EXERCISE PROMPT: Every line from the line containing "Enumerate this screenshot's" through the final line below is to be repeated exactly; no other line is.

- - - -

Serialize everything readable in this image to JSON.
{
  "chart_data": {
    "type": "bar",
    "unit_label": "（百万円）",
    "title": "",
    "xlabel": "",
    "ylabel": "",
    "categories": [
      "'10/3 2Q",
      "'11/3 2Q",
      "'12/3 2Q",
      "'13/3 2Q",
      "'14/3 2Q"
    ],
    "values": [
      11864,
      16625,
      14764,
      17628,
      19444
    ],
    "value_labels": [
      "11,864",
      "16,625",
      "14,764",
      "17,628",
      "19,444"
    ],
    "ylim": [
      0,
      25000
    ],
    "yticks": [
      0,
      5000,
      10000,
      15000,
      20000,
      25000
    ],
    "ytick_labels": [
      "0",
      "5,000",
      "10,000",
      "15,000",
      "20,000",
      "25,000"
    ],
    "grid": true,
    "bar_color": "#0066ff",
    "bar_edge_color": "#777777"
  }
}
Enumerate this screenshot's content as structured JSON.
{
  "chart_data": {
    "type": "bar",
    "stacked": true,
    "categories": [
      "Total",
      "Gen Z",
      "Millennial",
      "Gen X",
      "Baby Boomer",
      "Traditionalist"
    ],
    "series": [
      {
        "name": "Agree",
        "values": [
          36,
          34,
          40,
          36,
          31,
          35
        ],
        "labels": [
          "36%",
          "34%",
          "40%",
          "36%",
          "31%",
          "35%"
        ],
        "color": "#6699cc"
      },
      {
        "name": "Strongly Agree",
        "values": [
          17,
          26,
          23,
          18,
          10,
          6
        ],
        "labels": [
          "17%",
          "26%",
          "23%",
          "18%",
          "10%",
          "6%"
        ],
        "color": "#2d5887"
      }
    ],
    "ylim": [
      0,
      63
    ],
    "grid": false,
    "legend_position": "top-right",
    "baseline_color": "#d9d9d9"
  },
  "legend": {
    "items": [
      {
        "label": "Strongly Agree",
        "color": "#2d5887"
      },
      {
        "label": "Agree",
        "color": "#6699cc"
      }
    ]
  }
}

- - - -

RESULT FOR THIS TASK:
Enumerate this screenshot's content as structured JSON.
{
  "chart_data": {
    "type": "bar",
    "stacked": true,
    "categories": [
      "Total",
      "Gen Z",
      "Millennial",
      "Gen X",
      "Baby Boomer",
      "Traditionalist"
    ],
    "series": [
      {
        "name": "Agree",
        "values": [
          36,
          34,
          40,
          36,
          31,
          35
        ],
        "labels": [
          "36%",
          "34%",
          "40%",
          "36%",
          "31%",
          "35%"
        ],
        "color": "#6699cc"
      },
      {
        "name": "Strongly Agree",
        "values": [
          17,
          26,
          23,
          18,
          10,
          6
        ],
        "labels": [
          "17%",
          "26%",
          "23%",
          "18%",
          "10%",
          "6%"
        ],
        "color": "#2d5887"
      }
    ],
    "ylim": [
      0,
      63
    ],
    "grid": false,
    "legend_position": "top-right",
    "baseline_color": "#d9d9d9"
  },
  "legend": {
    "items": [
      {
        "label": "Strongly Agree",
        "color": "#2d5887"
      },
      {
        "label": "Agree",
        "color": "#6699cc"
      }
    ]
  }
}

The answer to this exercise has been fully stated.